>> Start ENTRIES
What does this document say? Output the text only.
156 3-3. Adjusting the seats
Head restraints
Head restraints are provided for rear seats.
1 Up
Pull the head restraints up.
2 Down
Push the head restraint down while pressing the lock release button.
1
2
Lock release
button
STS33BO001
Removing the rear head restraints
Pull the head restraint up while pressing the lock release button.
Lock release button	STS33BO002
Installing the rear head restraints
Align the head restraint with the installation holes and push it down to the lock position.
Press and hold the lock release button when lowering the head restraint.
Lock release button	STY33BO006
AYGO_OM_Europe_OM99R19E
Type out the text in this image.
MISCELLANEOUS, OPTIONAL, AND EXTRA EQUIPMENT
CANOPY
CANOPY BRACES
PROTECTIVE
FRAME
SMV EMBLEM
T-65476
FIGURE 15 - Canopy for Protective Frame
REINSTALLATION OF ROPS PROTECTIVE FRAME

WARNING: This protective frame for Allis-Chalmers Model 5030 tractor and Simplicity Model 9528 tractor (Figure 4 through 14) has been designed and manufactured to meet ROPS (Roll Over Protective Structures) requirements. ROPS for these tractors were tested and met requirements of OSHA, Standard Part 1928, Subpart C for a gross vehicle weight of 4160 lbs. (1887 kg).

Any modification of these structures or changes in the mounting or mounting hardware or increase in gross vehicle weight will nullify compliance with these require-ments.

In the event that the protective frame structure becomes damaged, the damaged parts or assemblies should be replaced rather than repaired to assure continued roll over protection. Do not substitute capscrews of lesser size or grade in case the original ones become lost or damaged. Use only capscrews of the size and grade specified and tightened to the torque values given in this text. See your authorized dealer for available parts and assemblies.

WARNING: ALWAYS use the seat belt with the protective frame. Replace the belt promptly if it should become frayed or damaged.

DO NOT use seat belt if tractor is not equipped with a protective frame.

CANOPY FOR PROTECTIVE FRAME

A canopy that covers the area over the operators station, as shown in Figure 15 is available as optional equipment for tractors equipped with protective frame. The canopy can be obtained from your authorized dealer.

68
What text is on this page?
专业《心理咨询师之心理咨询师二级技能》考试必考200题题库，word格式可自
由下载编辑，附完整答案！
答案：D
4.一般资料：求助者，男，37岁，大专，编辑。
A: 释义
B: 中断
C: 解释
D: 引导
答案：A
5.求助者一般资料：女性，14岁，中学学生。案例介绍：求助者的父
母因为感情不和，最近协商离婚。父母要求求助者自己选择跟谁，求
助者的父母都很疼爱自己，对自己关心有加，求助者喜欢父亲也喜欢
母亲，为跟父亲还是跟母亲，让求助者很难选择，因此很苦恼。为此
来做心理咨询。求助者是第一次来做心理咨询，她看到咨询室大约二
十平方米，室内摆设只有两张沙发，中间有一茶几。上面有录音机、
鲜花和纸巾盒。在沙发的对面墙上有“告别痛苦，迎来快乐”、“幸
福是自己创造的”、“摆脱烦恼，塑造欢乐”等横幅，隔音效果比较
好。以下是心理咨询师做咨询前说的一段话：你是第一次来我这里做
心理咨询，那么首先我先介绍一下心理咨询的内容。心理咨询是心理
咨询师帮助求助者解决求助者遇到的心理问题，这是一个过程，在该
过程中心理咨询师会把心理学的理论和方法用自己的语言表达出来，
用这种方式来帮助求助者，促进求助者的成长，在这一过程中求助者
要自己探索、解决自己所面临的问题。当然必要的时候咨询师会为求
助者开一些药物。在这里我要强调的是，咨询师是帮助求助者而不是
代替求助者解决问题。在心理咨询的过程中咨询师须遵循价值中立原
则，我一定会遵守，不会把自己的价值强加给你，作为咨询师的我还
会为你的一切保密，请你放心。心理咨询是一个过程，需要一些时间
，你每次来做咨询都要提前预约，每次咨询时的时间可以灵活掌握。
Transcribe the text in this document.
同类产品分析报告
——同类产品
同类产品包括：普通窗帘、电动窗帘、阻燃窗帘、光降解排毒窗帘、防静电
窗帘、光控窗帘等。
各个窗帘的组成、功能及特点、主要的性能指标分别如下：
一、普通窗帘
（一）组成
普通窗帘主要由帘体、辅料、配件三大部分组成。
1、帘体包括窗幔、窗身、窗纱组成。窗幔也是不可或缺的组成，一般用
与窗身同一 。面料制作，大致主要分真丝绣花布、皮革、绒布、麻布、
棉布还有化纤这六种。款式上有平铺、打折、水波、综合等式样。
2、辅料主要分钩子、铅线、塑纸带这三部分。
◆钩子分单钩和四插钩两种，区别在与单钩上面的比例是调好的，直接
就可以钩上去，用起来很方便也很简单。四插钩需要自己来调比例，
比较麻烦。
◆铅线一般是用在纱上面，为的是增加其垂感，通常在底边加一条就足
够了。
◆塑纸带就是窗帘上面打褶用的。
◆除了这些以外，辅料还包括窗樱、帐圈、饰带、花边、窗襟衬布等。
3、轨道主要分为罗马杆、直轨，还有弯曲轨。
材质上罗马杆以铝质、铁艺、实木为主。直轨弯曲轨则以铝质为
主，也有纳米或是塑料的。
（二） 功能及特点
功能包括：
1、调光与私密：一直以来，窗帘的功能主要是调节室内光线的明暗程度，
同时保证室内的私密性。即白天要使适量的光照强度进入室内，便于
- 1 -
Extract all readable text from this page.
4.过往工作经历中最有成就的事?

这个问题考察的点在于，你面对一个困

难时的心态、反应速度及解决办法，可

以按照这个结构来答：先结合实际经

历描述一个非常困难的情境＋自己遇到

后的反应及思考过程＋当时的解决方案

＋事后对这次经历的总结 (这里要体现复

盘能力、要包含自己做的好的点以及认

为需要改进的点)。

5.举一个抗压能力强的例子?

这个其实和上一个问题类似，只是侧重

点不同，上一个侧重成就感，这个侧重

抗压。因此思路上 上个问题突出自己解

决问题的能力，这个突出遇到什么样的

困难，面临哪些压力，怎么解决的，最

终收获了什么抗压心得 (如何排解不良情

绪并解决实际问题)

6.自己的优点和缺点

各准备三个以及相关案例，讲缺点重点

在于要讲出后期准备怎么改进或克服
>> End ENTRIES
The records above should be restated word for word, please.

What does this document say? Output the text only.
156 3-3. Adjusting the seats
Head restraints
Head restraints are provided for rear seats.
1 Up
Pull the head restraints up.
2 Down
Push the head restraint down while pressing the lock release button.
1
2
Lock release
button
STS33BO001
Removing the rear head restraints
Pull the head restraint up while pressing the lock release button.
Lock release button	STS33BO002
Installing the rear head restraints
Align the head restraint with the installation holes and push it down to the lock position.
Press and hold the lock release button when lowering the head restraint.
Lock release button	STY33BO006
AYGO_OM_Europe_OM99R19E
Type out the text in this image.
MISCELLANEOUS, OPTIONAL, AND EXTRA EQUIPMENT
CANOPY
CANOPY BRACES
PROTECTIVE
FRAME
SMV EMBLEM
T-65476
FIGURE 15 - Canopy for Protective Frame
REINSTALLATION OF ROPS PROTECTIVE FRAME

WARNING: This protective frame for Allis-Chalmers Model 5030 tractor and Simplicity Model 9528 tractor (Figure 4 through 14) has been designed and manufactured to meet ROPS (Roll Over Protective Structures) requirements. ROPS for these tractors were tested and met requirements of OSHA, Standard Part 1928, Subpart C for a gross vehicle weight of 4160 lbs. (1887 kg).

Any modification of these structures or changes in the mounting or mounting hardware or increase in gross vehicle weight will nullify compliance with these require-ments.

In the event that the protective frame structure becomes damaged, the damaged parts or assemblies should be replaced rather than repaired to assure continued roll over protection. Do not substitute capscrews of lesser size or grade in case the original ones become lost or damaged. Use only capscrews of the size and grade specified and tightened to the torque values given in this text. See your authorized dealer for available parts and assemblies.

WARNING: ALWAYS use the seat belt with the protective frame. Replace the belt promptly if it should become frayed or damaged.

DO NOT use seat belt if tractor is not equipped with a protective frame.

CANOPY FOR PROTECTIVE FRAME

A canopy that covers the area over the operators station, as shown in Figure 15 is available as optional equipment for tractors equipped with protective frame. The canopy can be obtained from your authorized dealer.

68
What text is on this page?
专业《心理咨询师之心理咨询师二级技能》考试必考200题题库，word格式可自
由下载编辑，附完整答案！
答案：D
4.一般资料：求助者，男，37岁，大专，编辑。
A: 释义
B: 中断
C: 解释
D: 引导
答案：A
5.求助者一般资料：女性，14岁，中学学生。案例介绍：求助者的父
母因为感情不和，最近协商离婚。父母要求求助者自己选择跟谁，求
助者的父母都很疼爱自己，对自己关心有加，求助者喜欢父亲也喜欢
母亲，为跟父亲还是跟母亲，让求助者很难选择，因此很苦恼。为此
来做心理咨询。求助者是第一次来做心理咨询，她看到咨询室大约二
十平方米，室内摆设只有两张沙发，中间有一茶几。上面有录音机、
鲜花和纸巾盒。在沙发的对面墙上有“告别痛苦，迎来快乐”、“幸
福是自己创造的”、“摆脱烦恼，塑造欢乐”等横幅，隔音效果比较
好。以下是心理咨询师做咨询前说的一段话：你是第一次来我这里做
心理咨询，那么首先我先介绍一下心理咨询的内容。心理咨询是心理
咨询师帮助求助者解决求助者遇到的心理问题，这是一个过程，在该
过程中心理咨询师会把心理学的理论和方法用自己的语言表达出来，
用这种方式来帮助求助者，促进求助者的成长，在这一过程中求助者
要自己探索、解决自己所面临的问题。当然必要的时候咨询师会为求
助者开一些药物。在这里我要强调的是，咨询师是帮助求助者而不是
代替求助者解决问题。在心理咨询的过程中咨询师须遵循价值中立原
则，我一定会遵守，不会把自己的价值强加给你，作为咨询师的我还
会为你的一切保密，请你放心。心理咨询是一个过程，需要一些时间
，你每次来做咨询都要提前预约，每次咨询时的时间可以灵活掌握。
Transcribe the text in this document.
同类产品分析报告
——同类产品
同类产品包括：普通窗帘、电动窗帘、阻燃窗帘、光降解排毒窗帘、防静电
窗帘、光控窗帘等。
各个窗帘的组成、功能及特点、主要的性能指标分别如下：
一、普通窗帘
（一）组成
普通窗帘主要由帘体、辅料、配件三大部分组成。
1、帘体包括窗幔、窗身、窗纱组成。窗幔也是不可或缺的组成，一般用
与窗身同一 。面料制作，大致主要分真丝绣花布、皮革、绒布、麻布、
棉布还有化纤这六种。款式上有平铺、打折、水波、综合等式样。
2、辅料主要分钩子、铅线、塑纸带这三部分。
◆钩子分单钩和四插钩两种，区别在与单钩上面的比例是调好的，直接
就可以钩上去，用起来很方便也很简单。四插钩需要自己来调比例，
比较麻烦。
◆铅线一般是用在纱上面，为的是增加其垂感，通常在底边加一条就足
够了。
◆塑纸带就是窗帘上面打褶用的。
◆除了这些以外，辅料还包括窗樱、帐圈、饰带、花边、窗襟衬布等。
3、轨道主要分为罗马杆、直轨，还有弯曲轨。
材质上罗马杆以铝质、铁艺、实木为主。直轨弯曲轨则以铝质为
主，也有纳米或是塑料的。
（二） 功能及特点
功能包括：
1、调光与私密：一直以来，窗帘的功能主要是调节室内光线的明暗程度，
同时保证室内的私密性。即白天要使适量的光照强度进入室内，便于
- 1 -
Extract all readable text from this page.
4.过往工作经历中最有成就的事?

这个问题考察的点在于，你面对一个困

难时的心态、反应速度及解决办法，可

以按照这个结构来答：先结合实际经

历描述一个非常困难的情境＋自己遇到

后的反应及思考过程＋当时的解决方案

＋事后对这次经历的总结 (这里要体现复

盘能力、要包含自己做的好的点以及认

为需要改进的点)。

5.举一个抗压能力强的例子?

这个其实和上一个问题类似，只是侧重

点不同，上一个侧重成就感，这个侧重

抗压。因此思路上 上个问题突出自己解

决问题的能力，这个突出遇到什么样的

困难，面临哪些压力，怎么解决的，最

终收获了什么抗压心得 (如何排解不良情

绪并解决实际问题)

6.自己的优点和缺点

各准备三个以及相关案例，讲缺点重点

在于要讲出后期准备怎么改进或克服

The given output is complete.